# Given data:
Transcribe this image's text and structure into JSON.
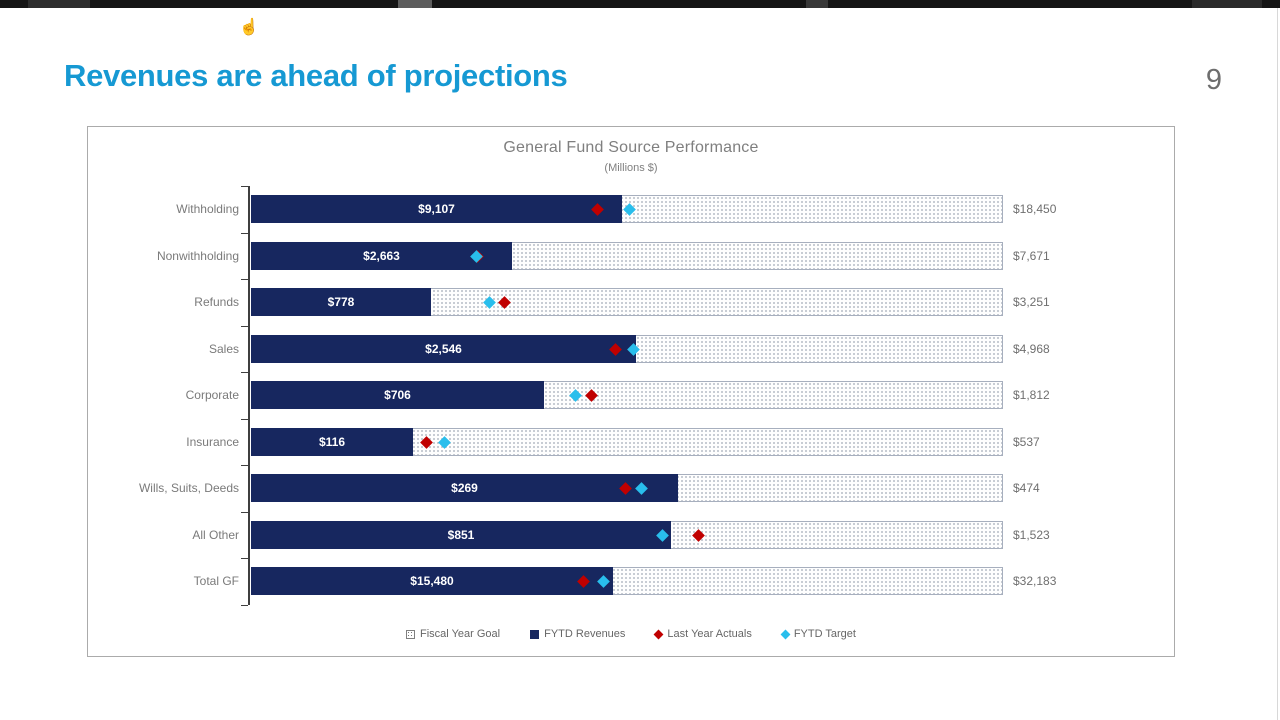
{
  "top_bar": {
    "color": "#151515"
  },
  "slide": {
    "title": "Revenues are ahead of projections",
    "title_color": "#1699d3",
    "page_number": "9"
  },
  "icons": {
    "hand_cursor": "hand-cursor-icon"
  },
  "chart_data": {
    "type": "bar",
    "orientation": "horizontal",
    "title": "General Fund Source Performance",
    "subtitle": "(Millions $)",
    "legend_position": "bottom",
    "axis_note": "each row normalized to its Fiscal Year Goal (goal bar = 100%)",
    "categories": [
      "Withholding",
      "Nonwithholding",
      "Refunds",
      "Sales",
      "Corporate",
      "Insurance",
      "Wills, Suits, Deeds",
      "All Other",
      "Total GF"
    ],
    "series": [
      {
        "name": "Fiscal Year Goal",
        "style": "dotted-bar",
        "color": "#ffffff",
        "values": [
          18450,
          7671,
          3251,
          4968,
          1812,
          537,
          474,
          1523,
          32183
        ],
        "labels": [
          "$18,450",
          "$7,671",
          "$3,251",
          "$4,968",
          "$1,812",
          "$537",
          "$474",
          "$1,523",
          "$32,183"
        ]
      },
      {
        "name": "FYTD Revenues",
        "style": "solid-bar",
        "color": "#17275f",
        "values": [
          9107,
          2663,
          778,
          2546,
          706,
          116,
          269,
          851,
          15480
        ],
        "labels": [
          "$9,107",
          "$2,663",
          "$778",
          "$2,546",
          "$706",
          "$116",
          "$269",
          "$851",
          "$15,480"
        ]
      },
      {
        "name": "Last Year Actuals",
        "style": "diamond-marker",
        "color": "#c00000",
        "estimated": true,
        "values": [
          8510,
          2315,
          1095,
          2410,
          820,
          125,
          236,
          907,
          14250
        ]
      },
      {
        "name": "FYTD Target",
        "style": "diamond-marker",
        "color": "#29beec",
        "estimated": true,
        "values": [
          9275,
          2300,
          1030,
          2530,
          783,
          138,
          246,
          834,
          15100
        ]
      }
    ],
    "legend": [
      {
        "label": "Fiscal Year Goal",
        "swatch": "dotted-square"
      },
      {
        "label": "FYTD Revenues",
        "swatch": "navy-square"
      },
      {
        "label": "Last Year Actuals",
        "swatch": "red-diamond"
      },
      {
        "label": "FYTD Target",
        "swatch": "cyan-diamond"
      }
    ]
  }
}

# Aim:
Copy all lines above containing the string "Fiscal".

# Written reply:
    "axis_note": "each row normalized to its Fiscal Year Goal (goal bar = 100%)",
        "name": "Fiscal Year Goal",
        "label": "Fiscal Year Goal",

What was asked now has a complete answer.